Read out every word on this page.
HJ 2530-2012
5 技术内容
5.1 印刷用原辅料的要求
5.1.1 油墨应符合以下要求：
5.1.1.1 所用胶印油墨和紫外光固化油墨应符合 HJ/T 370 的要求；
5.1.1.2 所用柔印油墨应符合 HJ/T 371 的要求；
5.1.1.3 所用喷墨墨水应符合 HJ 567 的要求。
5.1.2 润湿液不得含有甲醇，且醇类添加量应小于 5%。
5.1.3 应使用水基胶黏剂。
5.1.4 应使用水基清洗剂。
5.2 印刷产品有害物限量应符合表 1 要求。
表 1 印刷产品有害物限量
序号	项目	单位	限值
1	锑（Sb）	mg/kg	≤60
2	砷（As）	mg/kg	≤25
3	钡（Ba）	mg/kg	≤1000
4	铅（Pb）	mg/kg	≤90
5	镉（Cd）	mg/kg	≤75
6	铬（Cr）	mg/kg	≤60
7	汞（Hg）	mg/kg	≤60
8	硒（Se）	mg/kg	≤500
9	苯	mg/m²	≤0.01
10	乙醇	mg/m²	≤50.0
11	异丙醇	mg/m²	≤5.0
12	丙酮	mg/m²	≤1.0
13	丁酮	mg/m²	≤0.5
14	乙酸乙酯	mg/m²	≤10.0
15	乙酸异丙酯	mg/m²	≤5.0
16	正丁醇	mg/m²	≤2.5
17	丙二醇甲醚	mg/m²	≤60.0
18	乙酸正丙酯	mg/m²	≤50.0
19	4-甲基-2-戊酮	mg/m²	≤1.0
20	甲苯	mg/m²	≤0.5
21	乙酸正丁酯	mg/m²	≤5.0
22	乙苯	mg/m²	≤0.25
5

++++++++

● **Exercise details**
Would you reproduce the material above in full, exactly as given?

● **Solution to the problem**
Read out every word on this page.
HJ 2530-2012
5 技术内容
5.1 印刷用原辅料的要求
5.1.1 油墨应符合以下要求：
5.1.1.1 所用胶印油墨和紫外光固化油墨应符合 HJ/T 370 的要求；
5.1.1.2 所用柔印油墨应符合 HJ/T 371 的要求；
5.1.1.3 所用喷墨墨水应符合 HJ 567 的要求。
5.1.2 润湿液不得含有甲醇，且醇类添加量应小于 5%。
5.1.3 应使用水基胶黏剂。
5.1.4 应使用水基清洗剂。
5.2 印刷产品有害物限量应符合表 1 要求。
表 1 印刷产品有害物限量
序号	项目	单位	限值
1	锑（Sb）	mg/kg	≤60
2	砷（As）	mg/kg	≤25
3	钡（Ba）	mg/kg	≤1000
4	铅（Pb）	mg/kg	≤90
5	镉（Cd）	mg/kg	≤75
6	铬（Cr）	mg/kg	≤60
7	汞（Hg）	mg/kg	≤60
8	硒（Se）	mg/kg	≤500
9	苯	mg/m²	≤0.01
10	乙醇	mg/m²	≤50.0
11	异丙醇	mg/m²	≤5.0
12	丙酮	mg/m²	≤1.0
13	丁酮	mg/m²	≤0.5
14	乙酸乙酯	mg/m²	≤10.0
15	乙酸异丙酯	mg/m²	≤5.0
16	正丁醇	mg/m²	≤2.5
17	丙二醇甲醚	mg/m²	≤60.0
18	乙酸正丙酯	mg/m²	≤50.0
19	4-甲基-2-戊酮	mg/m²	≤1.0
20	甲苯	mg/m²	≤0.5
21	乙酸正丁酯	mg/m²	≤5.0
22	乙苯	mg/m²	≤0.25
5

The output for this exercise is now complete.